Element placement data
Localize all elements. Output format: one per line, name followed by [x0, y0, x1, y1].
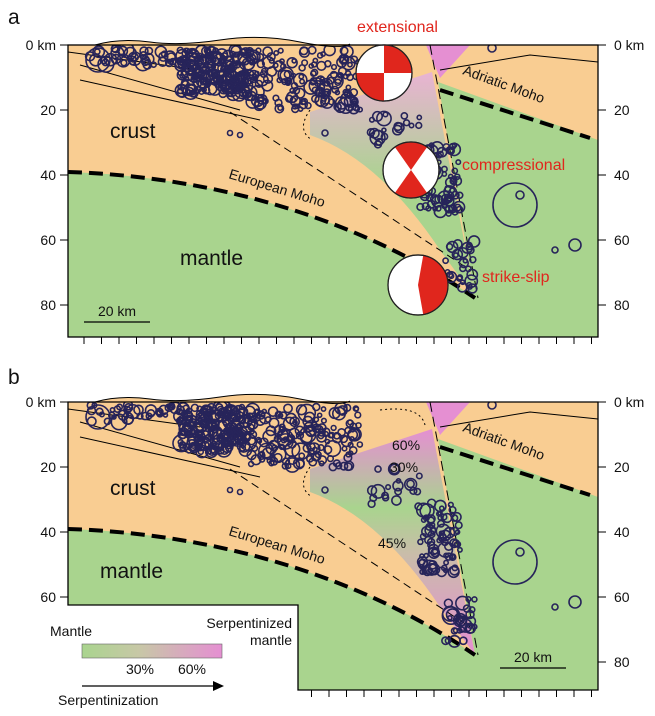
left-tick-label: 0 km	[26, 37, 56, 53]
legend-gradient	[82, 644, 222, 658]
left-tick-label: 60	[40, 589, 56, 605]
right-tick-label: 20	[614, 102, 630, 118]
right-tick-label: 80	[614, 654, 630, 670]
legend-arrowhead	[213, 681, 224, 691]
panel-a: 0 km 20 40 60 80 0 km 20 40 60 80 20 km a crust m…	[8, 6, 644, 344]
left-tick-label: 20	[40, 102, 56, 118]
left-tick-label: 80	[40, 297, 56, 313]
focal-mechanism	[383, 142, 439, 198]
legend-tick: 60%	[178, 661, 206, 677]
legend-right: Serpentinized	[206, 615, 292, 631]
left-tick-label: 40	[40, 524, 56, 540]
right-tick-label: 40	[614, 524, 630, 540]
right-tick-label: 0 km	[614, 37, 644, 53]
figure: 0 km 20 40 60 80 0 km 20 40 60 80 20 km a crust m…	[0, 0, 655, 711]
label-45: 45%	[378, 535, 406, 551]
right-tick-label: 40	[614, 167, 630, 183]
panel-label: a	[8, 6, 20, 29]
panel-label: b	[8, 366, 20, 389]
scale-label: 20 km	[98, 303, 136, 319]
right-tick-label: 80	[614, 297, 630, 313]
legend-arrow-label: Serpentinization	[58, 692, 158, 708]
right-tick-label: 60	[614, 589, 630, 605]
right-tick-label: 20	[614, 459, 630, 475]
right-tick-label: 0 km	[614, 394, 644, 410]
label-crust: crust	[110, 477, 156, 500]
legend-right: mantle	[250, 632, 292, 648]
label-extensional: extensional	[357, 19, 438, 36]
left-tick-label: 60	[40, 232, 56, 248]
label-30: 30%	[390, 459, 418, 475]
label-strike-slip: strike-slip	[482, 269, 550, 286]
scale-label: 20 km	[514, 649, 552, 665]
label-60: 60%	[392, 437, 420, 453]
label-mantle: mantle	[100, 560, 163, 583]
left-tick-label: 20	[40, 459, 56, 475]
right-tick-label: 60	[614, 232, 630, 248]
label-mantle: mantle	[180, 247, 243, 270]
panel-b: 0 km 20 40 60 0 km 20 40 60 80 20 km b crust man…	[8, 366, 644, 708]
label-compressional: compressional	[462, 157, 565, 174]
focal-mechanism	[388, 255, 448, 315]
left-tick-label: 40	[40, 167, 56, 183]
legend-left: Mantle	[50, 623, 92, 639]
left-tick-label: 0 km	[26, 394, 56, 410]
label-crust: crust	[110, 120, 156, 143]
legend-tick: 30%	[126, 661, 154, 677]
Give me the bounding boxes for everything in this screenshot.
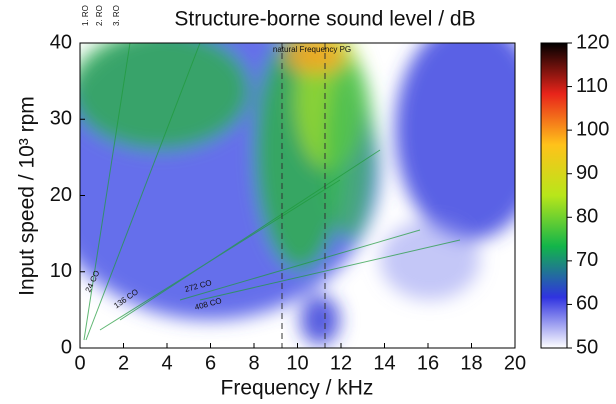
heatmap — [80, 43, 515, 348]
annotation: 2. RO — [95, 5, 104, 26]
x-tick-label: 8 — [248, 352, 259, 374]
x-axis-label: Frequency / kHz — [221, 377, 374, 400]
colorbar-tick-label: 70 — [576, 249, 598, 271]
x-tick-label: 0 — [74, 352, 85, 374]
y-tick-label: 0 — [61, 336, 72, 358]
x-tick-label: 2 — [118, 352, 129, 374]
annotation: 3. RO — [112, 5, 121, 26]
x-tick-label: 12 — [330, 352, 352, 374]
x-tick-label: 14 — [373, 352, 395, 374]
colorbar-tick-label: 120 — [576, 31, 609, 53]
y-tick-label: 30 — [50, 108, 72, 130]
colorbar-tick-label: 60 — [576, 293, 598, 315]
annotation: 1. RO — [81, 5, 90, 26]
annotation: natural Frequency PG — [273, 45, 351, 54]
chart-title: Structure-borne sound level / dB — [174, 8, 475, 31]
x-tick-label: 18 — [460, 352, 482, 374]
colorbar-tick-label: 90 — [576, 162, 598, 184]
y-tick-label: 40 — [50, 31, 72, 53]
colorbar-tick-label: 50 — [576, 336, 598, 358]
y-tick-label: 10 — [50, 260, 72, 282]
x-tick-label: 16 — [417, 352, 439, 374]
x-tick-label: 6 — [205, 352, 216, 374]
colorbar-tick-label: 110 — [576, 75, 608, 97]
x-tick-label: 20 — [504, 352, 526, 374]
colorbar-tick-label: 80 — [576, 206, 598, 228]
y-axis-label: Input speed / 10³ rpm — [16, 96, 39, 296]
x-tick-label: 10 — [286, 352, 308, 374]
colorbar — [540, 42, 568, 349]
y-tick-label: 20 — [50, 184, 72, 206]
x-tick-label: 4 — [161, 352, 172, 374]
colorbar-tick-label: 100 — [576, 118, 609, 140]
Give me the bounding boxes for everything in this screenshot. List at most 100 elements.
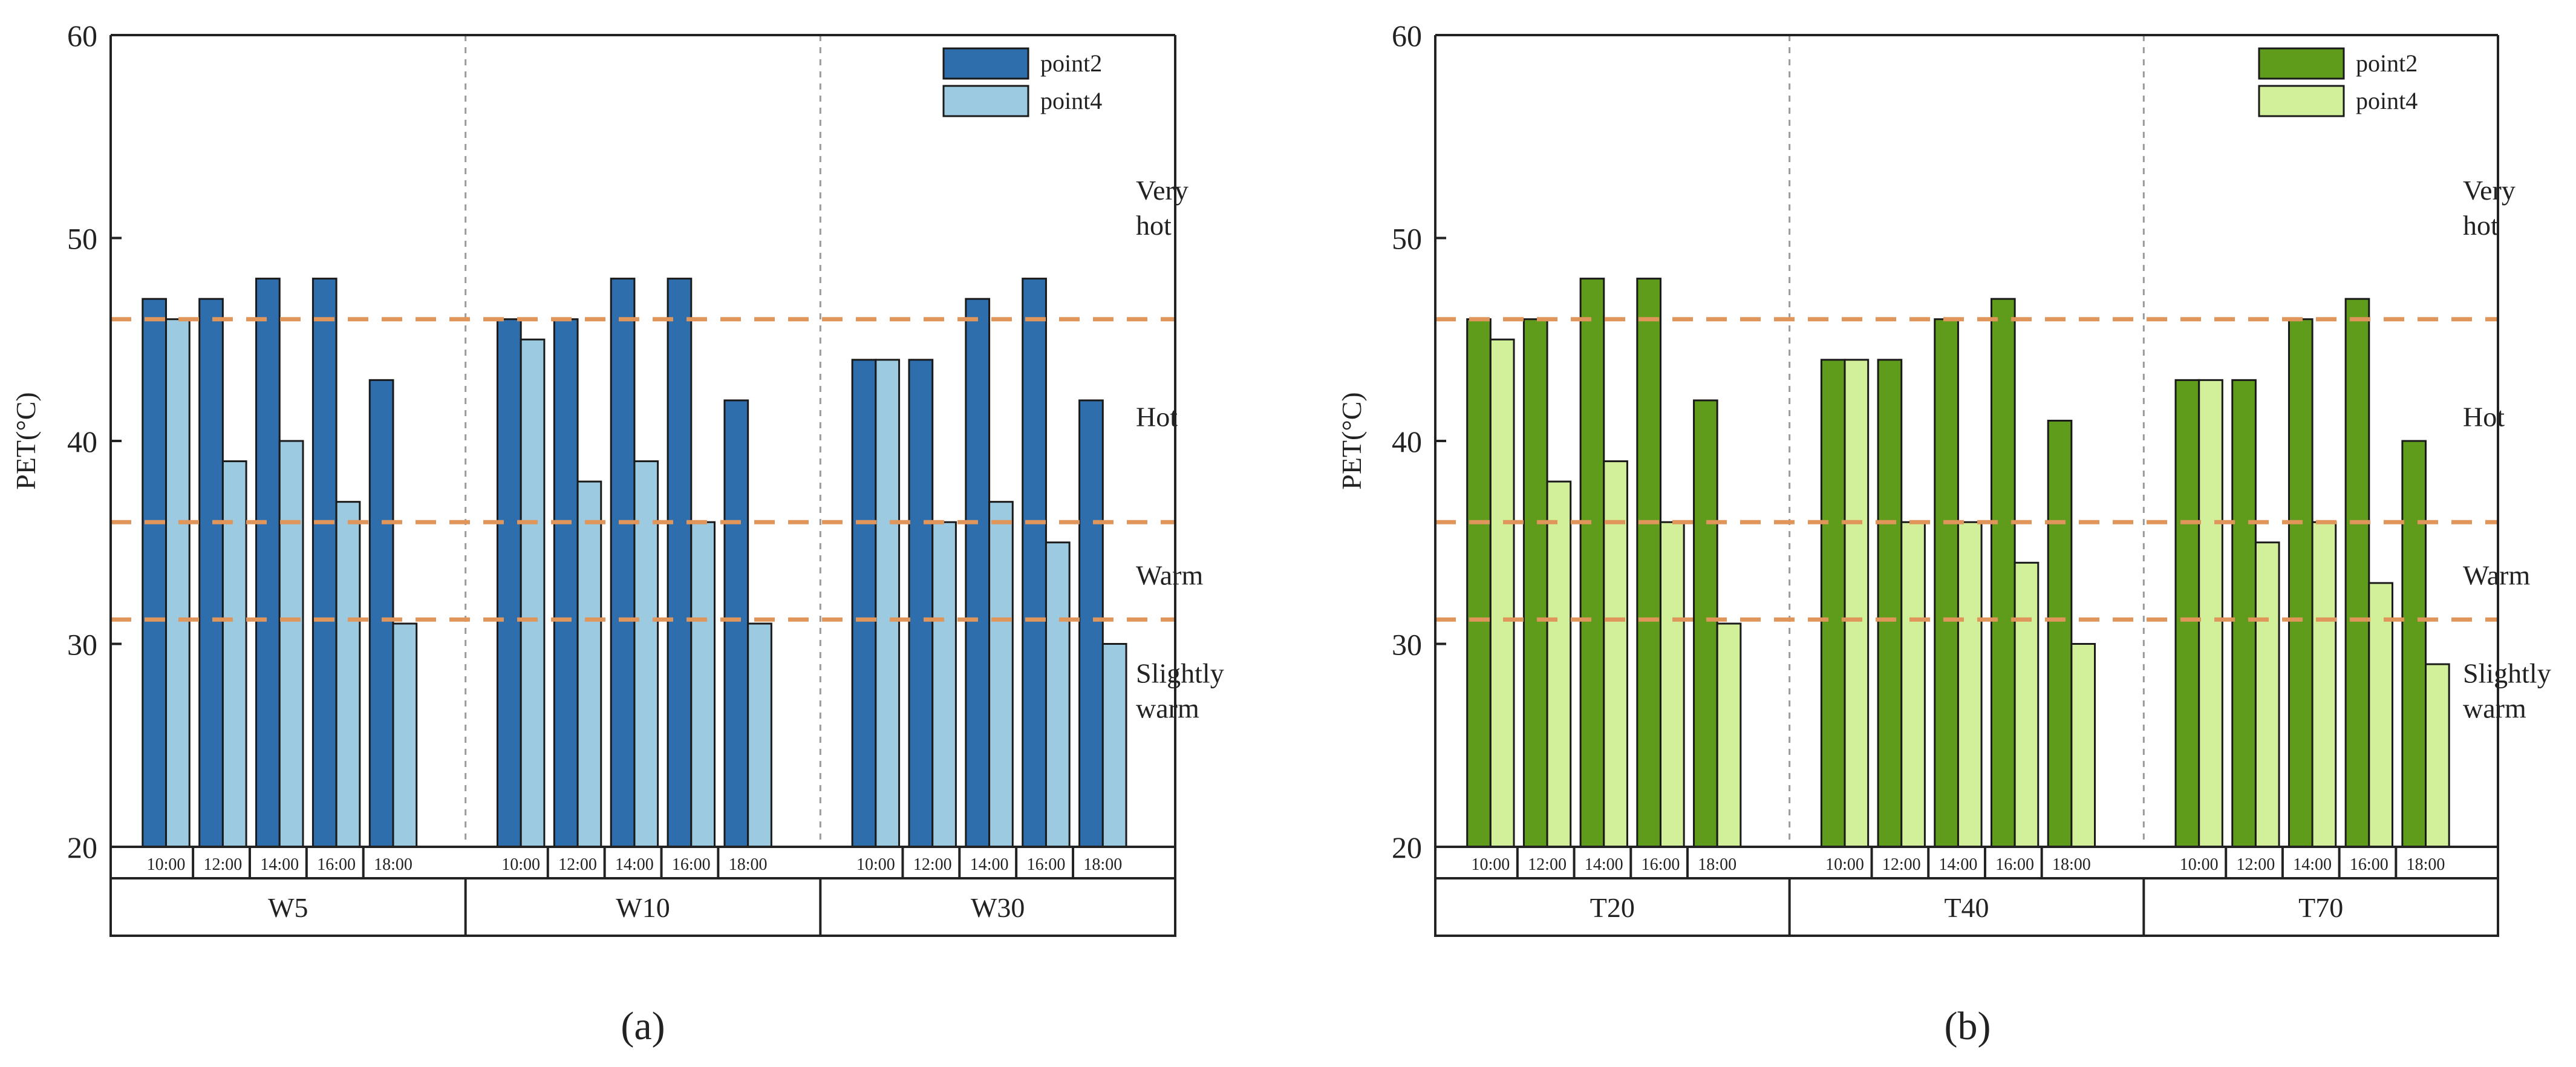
bar-point2 [1522,318,1548,848]
chart-b: VeryhotHotWarmSlightlywarm2030405060PET(… [1336,19,2551,1048]
time-label: 18:00 [2407,855,2445,874]
group-label: W5 [268,892,308,923]
time-label: 18:00 [1083,855,1122,874]
bar-point4 [1489,338,1515,848]
bar-point4 [633,460,659,848]
bar-point2 [1022,278,1047,848]
bar-point2 [851,359,877,848]
bar-point4 [335,501,361,848]
bar-point2 [368,379,394,848]
time-label: 16:00 [317,855,356,874]
y-tick-label: 60 [67,19,97,53]
y-axis-label: PET(°C) [10,392,41,490]
zone-label: Very [1136,175,1189,206]
bar-point4 [2311,521,2337,848]
time-label: 10:00 [1471,855,1510,874]
time-label: 18:00 [1698,855,1736,874]
time-label: 12:00 [913,855,952,874]
time-label: 14:00 [970,855,1009,874]
bar-point4 [1844,359,1870,848]
bar-point2 [496,318,522,848]
legend-swatch-point2 [2258,47,2345,80]
bar-point4 [2254,541,2280,848]
time-label: 16:00 [1995,855,2034,874]
bar-point4 [520,338,546,848]
bar-point2 [2047,419,2073,848]
time-label: 14:00 [260,855,299,874]
bar-point4 [1546,480,1572,848]
bar-point4 [278,440,304,848]
bar-point2 [553,318,579,848]
bar-point2 [2174,379,2200,848]
bar-point4 [1900,521,1926,848]
zone-label: hot [2463,210,2499,241]
group-label: W30 [971,892,1025,923]
y-tick-label: 50 [67,222,97,256]
bar-point2 [1990,298,2016,848]
bar-point4 [165,318,191,848]
y-tick-label: 50 [1392,222,1422,256]
bar-point2 [965,298,991,848]
chart-a: Very hot Hot Warm Slightly warm 20 30 40 50 60 PET(… [10,19,1224,1048]
bar-point2 [610,278,636,848]
bar-point4 [747,622,772,848]
bar-point4 [1101,643,1127,848]
panel-label: (b) [1945,1004,1991,1048]
bar-point2 [1636,278,1661,848]
bar-point2 [2401,440,2427,848]
time-label: 12:00 [1528,855,1567,874]
bar-point2 [1934,318,1959,848]
y-axis-label: PET(°C) [1336,392,1367,490]
time-label: 16:00 [672,855,711,874]
y-tick-label: 30 [1392,628,1422,662]
time-label: 16:00 [1642,855,1680,874]
time-label: 12:00 [2237,855,2275,874]
zone-label: Hot [1136,402,1178,432]
bar-point2 [908,359,934,848]
group-label: T70 [2298,892,2343,923]
y-tick-label: 40 [67,425,97,458]
bar-point4 [1045,541,1071,848]
bar-point4 [2014,561,2040,848]
legend-label-point2: point2 [1040,50,1102,77]
group-label: T40 [1944,892,1989,923]
bar-point2 [142,298,168,848]
bar-point2 [1820,359,1846,848]
y-tick-label: 20 [67,830,97,864]
time-label: 16:00 [2350,855,2389,874]
time-label: 12:00 [203,855,242,874]
y-tick-label: 30 [67,628,97,662]
bar-point4 [2425,663,2450,848]
y-tick-label: 40 [1392,425,1422,458]
y-tick-label: 60 [1392,19,1422,53]
time-label: 18:00 [374,855,412,874]
legend-label-point4: point4 [1040,87,1102,114]
bar-point2 [723,399,749,848]
bar-point2 [1877,359,1903,848]
zone-label: Warm [1136,560,1203,590]
time-label: 14:00 [615,855,654,874]
bar-point4 [2368,582,2393,848]
time-label: 10:00 [2180,855,2219,874]
time-label: 12:00 [558,855,597,874]
bar-point2 [2287,318,2314,848]
time-label: 10:00 [147,855,186,874]
bar-point4 [1659,521,1685,848]
bar-point4 [2198,379,2223,848]
zone-label: Warm [2463,560,2530,590]
bar-point2 [198,298,224,848]
y-tick-label: 20 [1392,830,1422,864]
bar-point4 [392,622,418,848]
legend-swatch-point2 [942,47,1029,80]
bar-point4 [988,501,1014,848]
bar-point2 [1579,278,1605,848]
time-label: 14:00 [1585,855,1623,874]
bar-point2 [667,278,693,848]
time-label: 12:00 [1882,855,1921,874]
bar-point4 [690,521,716,848]
legend-swatch-point4 [942,85,1029,117]
legend-label-point2: point2 [2356,50,2418,77]
time-label: 14:00 [2293,855,2332,874]
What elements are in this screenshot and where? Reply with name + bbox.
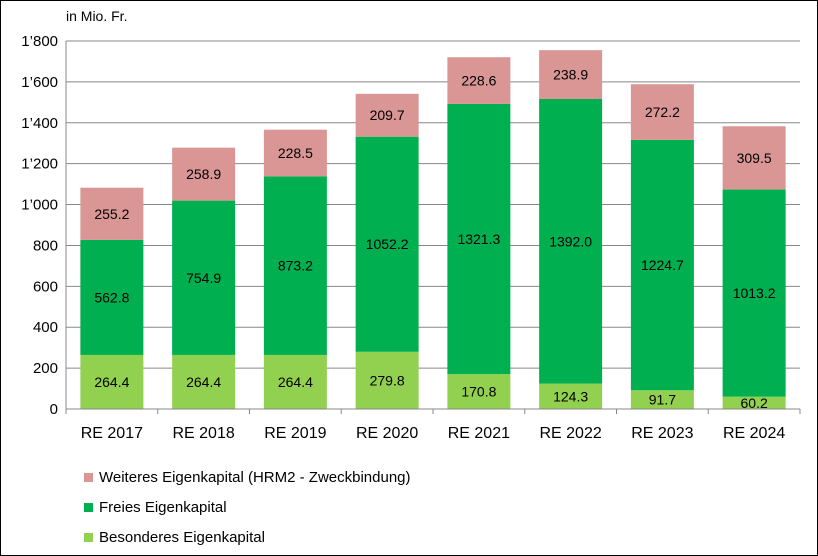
bar-re-2019-series-1	[263, 176, 327, 355]
bar-re-2023-series-0	[630, 390, 694, 409]
bar-re-2024-series-1	[722, 189, 786, 397]
data-label-re-2021-series-0: 170.8	[461, 384, 496, 400]
data-label-re-2019-series-2: 228.5	[278, 145, 313, 161]
bar-re-2018-series-0	[172, 354, 236, 409]
bar-re-2021-series-1	[447, 103, 511, 375]
data-label-re-2021-series-1: 1321.3	[457, 231, 500, 247]
bar-re-2021-series-0	[447, 374, 511, 409]
y-tick-label-1600: 1’600	[21, 74, 58, 91]
data-label-re-2019-series-1: 873.2	[278, 258, 313, 274]
bar-re-2022-series-0	[539, 383, 603, 409]
x-tick-label-re-2023: RE 2023	[631, 425, 693, 442]
x-tick-label-re-2022: RE 2022	[539, 425, 601, 442]
bar-re-2017-series-2	[80, 187, 144, 240]
bar-re-2020-series-2	[355, 93, 419, 137]
data-label-re-2019-series-0: 264.4	[278, 374, 313, 390]
data-label-re-2022-series-1: 1392.0	[549, 233, 592, 249]
data-label-re-2023-series-2: 272.2	[645, 104, 680, 120]
x-tick-label-re-2017: RE 2017	[81, 425, 143, 442]
data-label-re-2020-series-2: 209.7	[370, 107, 405, 123]
bar-re-2017-series-0	[80, 354, 144, 409]
data-label-re-2020-series-1: 1052.2	[366, 236, 409, 252]
legend-swatch-besonderes	[84, 532, 93, 542]
legend-swatch-weiteres	[84, 472, 93, 482]
data-label-re-2018-series-1: 754.9	[186, 270, 221, 286]
bar-re-2018-series-2	[172, 147, 236, 201]
bar-re-2023-series-1	[630, 139, 694, 391]
data-label-re-2017-series-1: 562.8	[94, 289, 129, 305]
y-tick-label-1200: 1’200	[21, 156, 58, 173]
data-label-re-2020-series-0: 279.8	[370, 372, 405, 388]
data-label-re-2021-series-2: 228.6	[461, 73, 496, 89]
y-tick-label-800: 800	[33, 237, 58, 254]
bar-re-2024-series-0	[722, 396, 786, 409]
y-unit-label: in Mio. Fr.	[66, 8, 128, 24]
bar-re-2021-series-2	[447, 57, 511, 104]
legend-item-weiteres: Weiteres Eigenkapital (HRM2 - Zweckbindu…	[84, 462, 411, 492]
bar-re-2020-series-1	[355, 136, 419, 352]
data-label-re-2022-series-0: 124.3	[553, 388, 588, 404]
data-label-re-2017-series-0: 264.4	[94, 374, 129, 390]
data-label-re-2018-series-0: 264.4	[186, 374, 221, 390]
data-label-re-2018-series-2: 258.9	[186, 166, 221, 182]
legend-label-besonderes: Besonderes Eigenkapital	[99, 528, 265, 546]
legend-item-freies: Freies Eigenkapital	[84, 492, 411, 522]
bar-re-2018-series-1	[172, 200, 236, 355]
legend: Weiteres Eigenkapital (HRM2 - Zweckbindu…	[84, 462, 411, 552]
x-tick-label-re-2018: RE 2018	[172, 425, 234, 442]
bar-re-2022-series-1	[539, 99, 603, 384]
bar-re-2017-series-1	[80, 239, 144, 355]
x-tick-label-re-2019: RE 2019	[264, 425, 326, 442]
legend-label-weiteres: Weiteres Eigenkapital (HRM2 - Zweckbindu…	[99, 468, 411, 486]
bar-re-2020-series-0	[355, 351, 419, 409]
bar-re-2022-series-2	[539, 50, 603, 100]
data-label-re-2023-series-1: 1224.7	[641, 257, 684, 273]
y-tick-label-200: 200	[33, 360, 58, 377]
legend-item-besonderes: Besonderes Eigenkapital	[84, 522, 411, 552]
x-tick-label-re-2020: RE 2020	[356, 425, 418, 442]
data-label-re-2023-series-0: 91.7	[649, 392, 676, 408]
bar-re-2019-series-0	[263, 354, 327, 409]
y-tick-label-600: 600	[33, 278, 58, 295]
y-tick-label-1800: 1’800	[21, 33, 58, 50]
x-tick-label-re-2021: RE 2021	[448, 425, 510, 442]
data-label-re-2024-series-1: 1013.2	[733, 285, 776, 301]
legend-swatch-freies	[84, 502, 93, 512]
data-label-re-2024-series-2: 309.5	[737, 150, 772, 166]
data-label-re-2024-series-0: 60.2	[741, 395, 768, 411]
x-tick-label-re-2024: RE 2024	[723, 425, 785, 442]
bar-re-2024-series-2	[722, 126, 786, 190]
data-label-re-2017-series-2: 255.2	[94, 206, 129, 222]
y-tick-label-0: 0	[50, 401, 58, 418]
bar-re-2019-series-2	[263, 129, 327, 177]
bar-re-2023-series-2	[630, 84, 694, 140]
y-tick-label-400: 400	[33, 319, 58, 336]
y-tick-label-1000: 1’000	[21, 197, 58, 214]
data-label-re-2022-series-2: 238.9	[553, 67, 588, 83]
legend-label-freies: Freies Eigenkapital	[99, 498, 227, 516]
y-tick-label-1400: 1’400	[21, 115, 58, 132]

* _Your instructions_: Please revise the entries between the lines holding "heatmap — [80, 43, 515, 348]" and "colorbar-tick-label: 80 —", inclusive, replacing "annotation" with "callout" and leaving everything else unchanged.

* _Answer below_:
heatmap — [80, 43, 515, 348]
callout: 2. RO — [95, 5, 104, 26]
x-tick-label: 8 — [248, 352, 259, 374]
x-axis-label: Frequency / kHz — [221, 377, 374, 400]
colorbar-tick-label: 70 — [576, 249, 598, 271]
x-tick-label: 0 — [74, 352, 85, 374]
y-tick-label: 0 — [61, 336, 72, 358]
x-tick-label: 2 — [118, 352, 129, 374]
callout: 3. RO — [112, 5, 121, 26]
x-tick-label: 12 — [330, 352, 352, 374]
x-tick-label: 14 — [373, 352, 395, 374]
colorbar-tick-label: 120 — [576, 31, 609, 53]
y-tick-label: 30 — [50, 108, 72, 130]
colorbar-tick-label: 60 — [576, 293, 598, 315]
callout: 1. RO — [81, 5, 90, 26]
callout: natural Frequency PG — [273, 45, 351, 54]
chart-title: Structure-borne sound level / dB — [174, 8, 475, 31]
x-tick-label: 18 — [460, 352, 482, 374]
colorbar-tick-label: 90 — [576, 162, 598, 184]
y-tick-label: 40 — [50, 31, 72, 53]
colorbar-tick-label: 50 — [576, 336, 598, 358]
y-tick-label: 10 — [50, 260, 72, 282]
x-tick-label: 16 — [417, 352, 439, 374]
x-tick-label: 6 — [205, 352, 216, 374]
colorbar-tick-label: 110 — [576, 75, 608, 97]
x-tick-label: 20 — [504, 352, 526, 374]
colorbar-tick-label: 80 — [576, 206, 598, 228]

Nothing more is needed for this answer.